The image uses orange, yellow, and blue filters to showcase star nurseries forming new stars. It is still being explored by astronomers. JWST’s Mid-InfraRed Instrument took the image that features interstellar atomic hydrogen.

Seeing ‘starbursts’ more clearly

This new image hones in on a region called N79 South, or S1. The area is made up of three giant bunches of cold atomic gas called molecular clouds. The bright starburst effect at the center is due to the diffraction spikes caused by the 18 pieces that make JWST’s primary mirror as they collect light. Since these mirrors are put together in a hexagon, there are six main diffraction spikes.

“Patterns like these are only noticeable around very bright, compact objects, where all the light comes from the same place,” the European Space Agency (ESA) wrote in a press release. “Most galaxies, even though they appear very small to our eyes, are darker and more spread out than a single star, and therefore do not show this pattern.”

When JWST looks at galaxies that may appear small, more light is visible with the help of how these mirrors are arranged and work. 

The telescope’s Mid-InfraRed Instrument also captures light at longer wavelengths and this new view uses that to showcase N79’s glowing gas and dust. Mid-infrared light can reveal what is going on deep inside these gas and dust clouds. Shorter wavelengths of light would be scattered or absorbed by the nebula’s dust grains.

Nebula siblings

N79 is considered to be a younger sibling of the Tarantula Nebula, which is about 161,000 light-years from Earth. While the two are similar, astronomers believe that N79 has been forming stars twice as fast as the Tarantula Nebula. 

[Related: The Running Chicken Nebula shimmers in new ESO image.]

“Star-forming regions such as this are of interest to astronomers because their chemical composition is similar to that of the gigantic star-forming regions observed when the Universe was only a few billion years old and star formation was at its peak,” said the ESA.

The star forming regions in our galaxy aren’t producing stars at quite the breakneck pace as N79. They also have different chemical compositions. JWST is helping astronomers compare and contrast observations of star formation in N79 with its deep observations of distant galaxies in the Early Universe

Astronomers are also hoping to get their look at the planet-forming disks of material that surround young stars that resemble our sun. An image like that could give us a better idea of how our solar system formed, roughly 4.6 billion years ago.
▬▬▬▬▬▬▬▬▬▬
(Exercise instructions)
A: Which filter colors does the N79 article say the image uses?
B: According to the N79 article, how far is the Tarantula Nebula from Earth?
▬▬▬▬▬▬▬▬▬▬
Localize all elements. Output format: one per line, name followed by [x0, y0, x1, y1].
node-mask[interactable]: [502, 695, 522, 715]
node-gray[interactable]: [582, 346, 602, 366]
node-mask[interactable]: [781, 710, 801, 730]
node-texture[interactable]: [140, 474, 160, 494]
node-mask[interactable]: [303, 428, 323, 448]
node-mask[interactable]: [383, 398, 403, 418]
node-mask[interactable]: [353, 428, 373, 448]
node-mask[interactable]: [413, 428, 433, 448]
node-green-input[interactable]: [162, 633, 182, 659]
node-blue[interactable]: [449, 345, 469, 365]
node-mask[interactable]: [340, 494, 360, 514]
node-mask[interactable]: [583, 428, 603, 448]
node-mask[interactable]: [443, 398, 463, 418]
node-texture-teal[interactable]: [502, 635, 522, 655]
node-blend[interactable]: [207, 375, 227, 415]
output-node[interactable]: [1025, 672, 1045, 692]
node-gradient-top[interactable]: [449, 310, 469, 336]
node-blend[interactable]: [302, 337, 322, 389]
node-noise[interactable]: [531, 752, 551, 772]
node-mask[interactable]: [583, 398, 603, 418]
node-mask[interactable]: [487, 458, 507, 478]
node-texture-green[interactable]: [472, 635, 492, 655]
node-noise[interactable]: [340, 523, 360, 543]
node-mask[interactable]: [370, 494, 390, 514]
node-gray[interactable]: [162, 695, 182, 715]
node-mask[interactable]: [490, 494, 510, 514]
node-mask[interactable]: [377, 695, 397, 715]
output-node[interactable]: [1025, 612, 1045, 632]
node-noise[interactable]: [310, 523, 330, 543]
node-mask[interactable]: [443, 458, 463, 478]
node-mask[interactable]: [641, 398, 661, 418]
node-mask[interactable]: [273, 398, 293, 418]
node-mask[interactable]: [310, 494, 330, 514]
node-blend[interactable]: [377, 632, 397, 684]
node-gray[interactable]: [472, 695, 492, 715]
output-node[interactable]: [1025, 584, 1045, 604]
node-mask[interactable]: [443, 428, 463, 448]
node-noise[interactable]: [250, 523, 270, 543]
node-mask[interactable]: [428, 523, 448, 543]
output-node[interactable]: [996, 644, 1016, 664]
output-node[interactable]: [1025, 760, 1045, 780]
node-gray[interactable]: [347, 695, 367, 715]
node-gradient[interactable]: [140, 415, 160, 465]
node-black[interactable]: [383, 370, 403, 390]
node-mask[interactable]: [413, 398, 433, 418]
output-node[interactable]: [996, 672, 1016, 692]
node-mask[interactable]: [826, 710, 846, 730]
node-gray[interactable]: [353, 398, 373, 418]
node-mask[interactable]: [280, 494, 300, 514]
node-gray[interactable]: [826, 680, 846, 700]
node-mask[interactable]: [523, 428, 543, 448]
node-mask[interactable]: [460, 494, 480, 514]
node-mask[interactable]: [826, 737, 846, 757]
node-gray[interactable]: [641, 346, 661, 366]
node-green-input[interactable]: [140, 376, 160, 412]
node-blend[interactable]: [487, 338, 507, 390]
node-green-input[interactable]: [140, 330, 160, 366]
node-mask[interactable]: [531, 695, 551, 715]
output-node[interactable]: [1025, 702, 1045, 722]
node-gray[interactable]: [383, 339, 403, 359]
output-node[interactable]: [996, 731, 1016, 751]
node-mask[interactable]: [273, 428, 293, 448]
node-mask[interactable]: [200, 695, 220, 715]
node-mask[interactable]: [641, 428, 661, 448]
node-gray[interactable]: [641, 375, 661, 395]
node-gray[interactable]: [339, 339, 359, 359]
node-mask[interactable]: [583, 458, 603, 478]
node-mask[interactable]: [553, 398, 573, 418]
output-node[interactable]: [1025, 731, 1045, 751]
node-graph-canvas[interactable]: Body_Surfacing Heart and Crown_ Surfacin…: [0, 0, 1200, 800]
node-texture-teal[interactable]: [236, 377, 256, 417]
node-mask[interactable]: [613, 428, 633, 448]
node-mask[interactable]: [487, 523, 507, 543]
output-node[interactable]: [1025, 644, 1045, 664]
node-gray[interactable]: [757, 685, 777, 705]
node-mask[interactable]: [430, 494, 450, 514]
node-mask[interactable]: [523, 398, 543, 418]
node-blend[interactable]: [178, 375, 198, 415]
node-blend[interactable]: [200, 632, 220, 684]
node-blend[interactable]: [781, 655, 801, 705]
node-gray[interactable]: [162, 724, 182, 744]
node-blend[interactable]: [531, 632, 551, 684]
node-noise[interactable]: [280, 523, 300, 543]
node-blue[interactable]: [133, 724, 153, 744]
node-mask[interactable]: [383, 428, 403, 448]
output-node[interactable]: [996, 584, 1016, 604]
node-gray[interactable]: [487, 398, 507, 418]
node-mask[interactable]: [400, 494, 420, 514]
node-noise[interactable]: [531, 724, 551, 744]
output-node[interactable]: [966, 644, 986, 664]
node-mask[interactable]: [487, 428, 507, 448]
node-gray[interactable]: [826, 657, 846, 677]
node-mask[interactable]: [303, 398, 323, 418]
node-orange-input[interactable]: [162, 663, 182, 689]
▬▬▬▬▬▬▬▬▬▬
(Exercise answers)
A: Orange, yellow, and blue.

B: About 161,000 light-years.